Given task
Below is a set of records; print all of them exactly as written.

____

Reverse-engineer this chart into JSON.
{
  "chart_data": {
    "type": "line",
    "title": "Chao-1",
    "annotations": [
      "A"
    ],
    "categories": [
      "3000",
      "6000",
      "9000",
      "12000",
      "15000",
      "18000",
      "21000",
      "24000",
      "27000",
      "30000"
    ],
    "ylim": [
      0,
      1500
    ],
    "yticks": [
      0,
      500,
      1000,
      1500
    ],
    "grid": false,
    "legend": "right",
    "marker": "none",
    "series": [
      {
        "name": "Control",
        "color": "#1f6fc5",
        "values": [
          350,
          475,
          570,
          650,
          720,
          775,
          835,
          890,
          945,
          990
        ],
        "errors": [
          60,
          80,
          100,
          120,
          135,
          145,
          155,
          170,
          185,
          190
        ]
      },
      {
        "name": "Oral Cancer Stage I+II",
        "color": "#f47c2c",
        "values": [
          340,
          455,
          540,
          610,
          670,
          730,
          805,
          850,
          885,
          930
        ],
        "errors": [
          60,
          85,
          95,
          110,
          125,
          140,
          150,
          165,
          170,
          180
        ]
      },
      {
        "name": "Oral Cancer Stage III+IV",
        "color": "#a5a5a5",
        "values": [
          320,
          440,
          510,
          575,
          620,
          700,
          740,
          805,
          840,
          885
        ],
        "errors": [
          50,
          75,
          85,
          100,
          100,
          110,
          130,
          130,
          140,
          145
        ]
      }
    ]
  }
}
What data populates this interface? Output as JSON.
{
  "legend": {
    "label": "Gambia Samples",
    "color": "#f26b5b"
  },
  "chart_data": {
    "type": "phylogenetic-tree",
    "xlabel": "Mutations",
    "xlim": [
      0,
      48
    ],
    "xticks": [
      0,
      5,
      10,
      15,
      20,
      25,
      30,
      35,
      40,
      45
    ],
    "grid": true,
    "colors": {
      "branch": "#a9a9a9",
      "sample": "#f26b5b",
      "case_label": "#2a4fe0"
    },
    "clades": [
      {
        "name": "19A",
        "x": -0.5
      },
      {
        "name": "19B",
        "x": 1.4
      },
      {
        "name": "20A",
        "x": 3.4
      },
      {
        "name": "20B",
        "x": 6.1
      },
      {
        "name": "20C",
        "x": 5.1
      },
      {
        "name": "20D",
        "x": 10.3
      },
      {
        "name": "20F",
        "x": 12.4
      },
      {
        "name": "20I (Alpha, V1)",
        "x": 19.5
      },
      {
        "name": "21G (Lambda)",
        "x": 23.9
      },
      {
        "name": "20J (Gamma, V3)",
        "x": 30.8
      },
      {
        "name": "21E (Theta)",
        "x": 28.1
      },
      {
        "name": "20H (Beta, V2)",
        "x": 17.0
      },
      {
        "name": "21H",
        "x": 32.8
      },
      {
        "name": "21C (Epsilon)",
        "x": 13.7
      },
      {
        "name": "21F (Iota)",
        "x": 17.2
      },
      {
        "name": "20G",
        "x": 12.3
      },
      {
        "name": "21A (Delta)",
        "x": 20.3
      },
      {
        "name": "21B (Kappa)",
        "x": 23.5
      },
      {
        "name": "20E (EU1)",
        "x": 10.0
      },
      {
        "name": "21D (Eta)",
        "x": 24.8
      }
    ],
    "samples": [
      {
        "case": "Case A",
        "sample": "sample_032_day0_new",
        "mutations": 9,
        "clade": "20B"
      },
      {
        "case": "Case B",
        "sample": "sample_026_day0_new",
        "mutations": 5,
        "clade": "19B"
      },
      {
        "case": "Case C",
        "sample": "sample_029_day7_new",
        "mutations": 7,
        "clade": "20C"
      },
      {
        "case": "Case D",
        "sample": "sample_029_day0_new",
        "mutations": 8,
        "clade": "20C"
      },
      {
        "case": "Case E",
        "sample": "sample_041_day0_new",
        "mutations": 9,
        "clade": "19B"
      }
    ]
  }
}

____

Written response
Reverse-engineer this chart into JSON.
{
  "chart_data": {
    "type": "line",
    "title": "Chao-1",
    "annotations": [
      "A"
    ],
    "categories": [
      "3000",
      "6000",
      "9000",
      "12000",
      "15000",
      "18000",
      "21000",
      "24000",
      "27000",
      "30000"
    ],
    "ylim": [
      0,
      1500
    ],
    "yticks": [
      0,
      500,
      1000,
      1500
    ],
    "grid": false,
    "legend": "right",
    "marker": "none",
    "series": [
      {
        "name": "Control",
        "color": "#1f6fc5",
        "values": [
          350,
          475,
          570,
          650,
          720,
          775,
          835,
          890,
          945,
          990
        ],
        "errors": [
          60,
          80,
          100,
          120,
          135,
          145,
          155,
          170,
          185,
          190
        ]
      },
      {
        "name": "Oral Cancer Stage I+II",
        "color": "#f47c2c",
        "values": [
          340,
          455,
          540,
          610,
          670,
          730,
          805,
          850,
          885,
          930
        ],
        "errors": [
          60,
          85,
          95,
          110,
          125,
          140,
          150,
          165,
          170,
          180
        ]
      },
      {
        "name": "Oral Cancer Stage III+IV",
        "color": "#a5a5a5",
        "values": [
          320,
          440,
          510,
          575,
          620,
          700,
          740,
          805,
          840,
          885
        ],
        "errors": [
          50,
          75,
          85,
          100,
          100,
          110,
          130,
          130,
          140,
          145
        ]
      }
    ]
  }
}
What data populates this interface? Output as JSON.
{
  "legend": {
    "label": "Gambia Samples",
    "color": "#f26b5b"
  },
  "chart_data": {
    "type": "phylogenetic-tree",
    "xlabel": "Mutations",
    "xlim": [
      0,
      48
    ],
    "xticks": [
      0,
      5,
      10,
      15,
      20,
      25,
      30,
      35,
      40,
      45
    ],
    "grid": true,
    "colors": {
      "branch": "#a9a9a9",
      "sample": "#f26b5b",
      "case_label": "#2a4fe0"
    },
    "clades": [
      {
        "name": "19A",
        "x": -0.5
      },
      {
        "name": "19B",
        "x": 1.4
      },
      {
        "name": "20A",
        "x": 3.4
      },
      {
        "name": "20B",
        "x": 6.1
      },
      {
        "name": "20C",
        "x": 5.1
      },
      {
        "name": "20D",
        "x": 10.3
      },
      {
        "name": "20F",
        "x": 12.4
      },
      {
        "name": "20I (Alpha, V1)",
        "x": 19.5
      },
      {
        "name": "21G (Lambda)",
        "x": 23.9
      },
      {
        "name": "20J (Gamma, V3)",
        "x": 30.8
      },
      {
        "name": "21E (Theta)",
        "x": 28.1
      },
      {
        "name": "20H (Beta, V2)",
        "x": 17.0
      },
      {
        "name": "21H",
        "x": 32.8
      },
      {
        "name": "21C (Epsilon)",
        "x": 13.7
      },
      {
        "name": "21F (Iota)",
        "x": 17.2
      },
      {
        "name": "20G",
        "x": 12.3
      },
      {
        "name": "21A (Delta)",
        "x": 20.3
      },
      {
        "name": "21B (Kappa)",
        "x": 23.5
      },
      {
        "name": "20E (EU1)",
        "x": 10.0
      },
      {
        "name": "21D (Eta)",
        "x": 24.8
      }
    ],
    "samples": [
      {
        "case": "Case A",
        "sample": "sample_032_day0_new",
        "mutations": 9,
        "clade": "20B"
      },
      {
        "case": "Case B",
        "sample": "sample_026_day0_new",
        "mutations": 5,
        "clade": "19B"
      },
      {
        "case": "Case C",
        "sample": "sample_029_day7_new",
        "mutations": 7,
        "clade": "20C"
      },
      {
        "case": "Case D",
        "sample": "sample_029_day0_new",
        "mutations": 8,
        "clade": "20C"
      },
      {
        "case": "Case E",
        "sample": "sample_041_day0_new",
        "mutations": 9,
        "clade": "19B"
      }
    ]
  }
}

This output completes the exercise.